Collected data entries
_ _ _ _ _
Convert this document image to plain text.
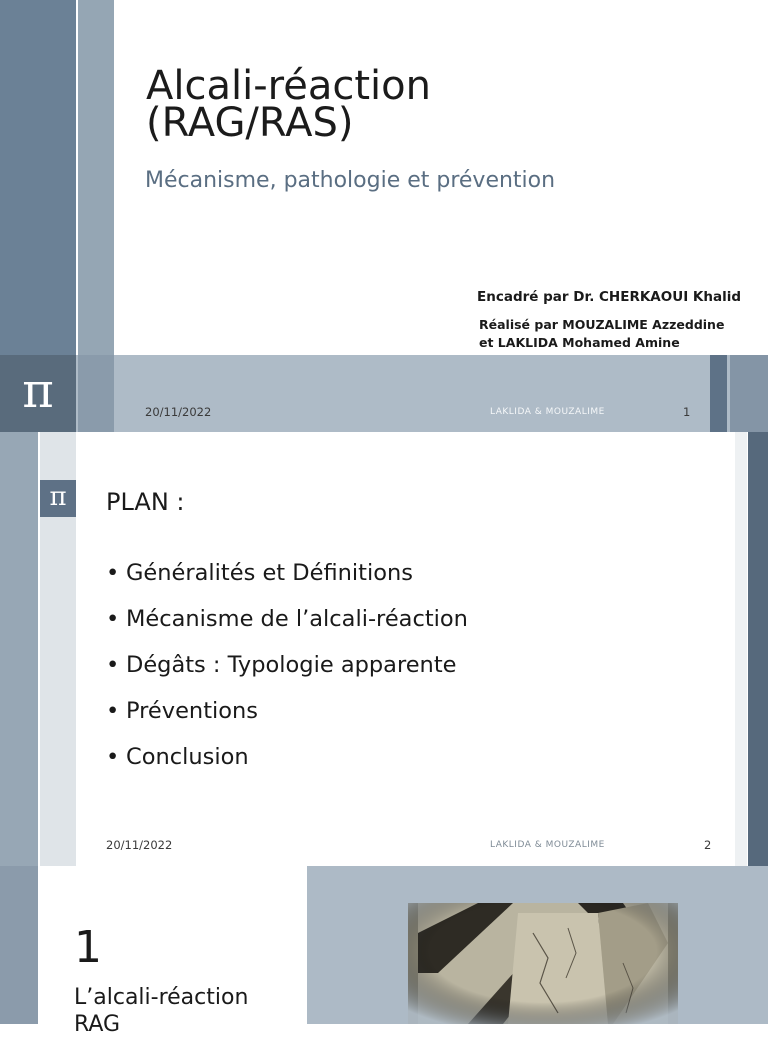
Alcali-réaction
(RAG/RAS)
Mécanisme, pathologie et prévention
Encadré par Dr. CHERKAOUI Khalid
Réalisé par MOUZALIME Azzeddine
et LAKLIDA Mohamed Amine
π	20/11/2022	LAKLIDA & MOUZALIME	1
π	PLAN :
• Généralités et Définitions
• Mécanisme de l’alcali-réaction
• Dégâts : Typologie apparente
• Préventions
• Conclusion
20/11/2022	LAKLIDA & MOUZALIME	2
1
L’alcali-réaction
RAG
_ _ _ _ _
### Stated problem:
Return to the listing above and set it down exactly, leaving out its pictures.

### Written answer:
Convert this document image to plain text.
Alcali-réaction
(RAG/RAS)
Mécanisme, pathologie et prévention
Encadré par Dr. CHERKAOUI Khalid
Réalisé par MOUZALIME Azzeddine
et LAKLIDA Mohamed Amine
π	20/11/2022	LAKLIDA & MOUZALIME	1
π	PLAN :
• Généralités et Définitions
• Mécanisme de l’alcali-réaction
• Dégâts : Typologie apparente
• Préventions
• Conclusion
20/11/2022	LAKLIDA & MOUZALIME	2
1
L’alcali-réaction
RAG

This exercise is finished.